Set exercise: Return all entries word for word, but drop any images.
— BEGIN Records for processing —
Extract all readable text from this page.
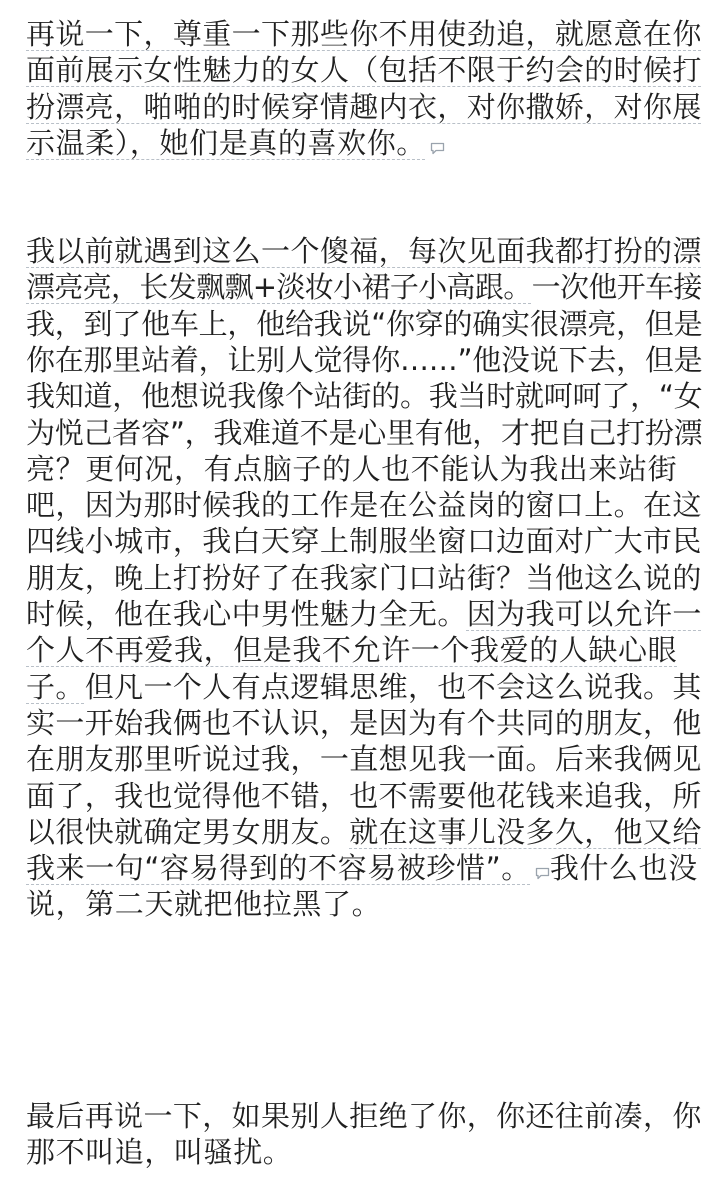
再说一下，尊重一下那些你不用使劲追，就愿意在你
面前展示女性魅力的女人（包括不限于约会的时候打
扮漂亮，啪啪的时候穿情趣内衣，对你撒娇，对你展
示温柔），她们是真的喜欢你。
我以前就遇到这么一个傻福，每次见面我都打扮的漂
漂亮亮，长发飘飘+淡妆小裙子小高跟。一次他开车接
我，到了他车上，他给我说“你穿的确实很漂亮，但是
你在那里站着，让别人觉得你……”他没说下去，但是
我知道，他想说我像个站街的。我当时就呵呵了，“女
为悦己者容”，我难道不是心里有他，才把自己打扮漂
亮？更何况，有点脑子的人也不能认为我出来站街
吧，因为那时候我的工作是在公益岗的窗口上。在这
四线小城市，我白天穿上制服坐窗口边面对广大市民
朋友，晚上打扮好了在我家门口站街？当他这么说的
时候，他在我心中男性魅力全无。因为我可以允许一
个人不再爱我，但是我不允许一个我爱的人缺心眼
子。但凡一个人有点逻辑思维，也不会这么说我。其
实一开始我俩也不认识，是因为有个共同的朋友，他
在朋友那里听说过我，一直想见我一面。后来我俩见
面了，我也觉得他不错，也不需要他花钱来追我，所
以很快就确定男女朋友。就在这事儿没多久，他又给
我来一句“容易得到的不容易被珍惜”。 我什么也没
说，第二天就把他拉黑了。
最后再说一下，如果别人拒绝了你，你还往前凑，你
那不叫追，叫骚扰。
— END Records for processing —
Expected answer:
Extract all readable text from this page.
再说一下，尊重一下那些你不用使劲追，就愿意在你
面前展示女性魅力的女人（包括不限于约会的时候打
扮漂亮，啪啪的时候穿情趣内衣，对你撒娇，对你展
示温柔），她们是真的喜欢你。
我以前就遇到这么一个傻福，每次见面我都打扮的漂
漂亮亮，长发飘飘+淡妆小裙子小高跟。一次他开车接
我，到了他车上，他给我说“你穿的确实很漂亮，但是
你在那里站着，让别人觉得你……”他没说下去，但是
我知道，他想说我像个站街的。我当时就呵呵了，“女
为悦己者容”，我难道不是心里有他，才把自己打扮漂
亮？更何况，有点脑子的人也不能认为我出来站街
吧，因为那时候我的工作是在公益岗的窗口上。在这
四线小城市，我白天穿上制服坐窗口边面对广大市民
朋友，晚上打扮好了在我家门口站街？当他这么说的
时候，他在我心中男性魅力全无。因为我可以允许一
个人不再爱我，但是我不允许一个我爱的人缺心眼
子。但凡一个人有点逻辑思维，也不会这么说我。其
实一开始我俩也不认识，是因为有个共同的朋友，他
在朋友那里听说过我，一直想见我一面。后来我俩见
面了，我也觉得他不错，也不需要他花钱来追我，所
以很快就确定男女朋友。就在这事儿没多久，他又给
我来一句“容易得到的不容易被珍惜”。 我什么也没
说，第二天就把他拉黑了。
最后再说一下，如果别人拒绝了你，你还往前凑，你
那不叫追，叫骚扰。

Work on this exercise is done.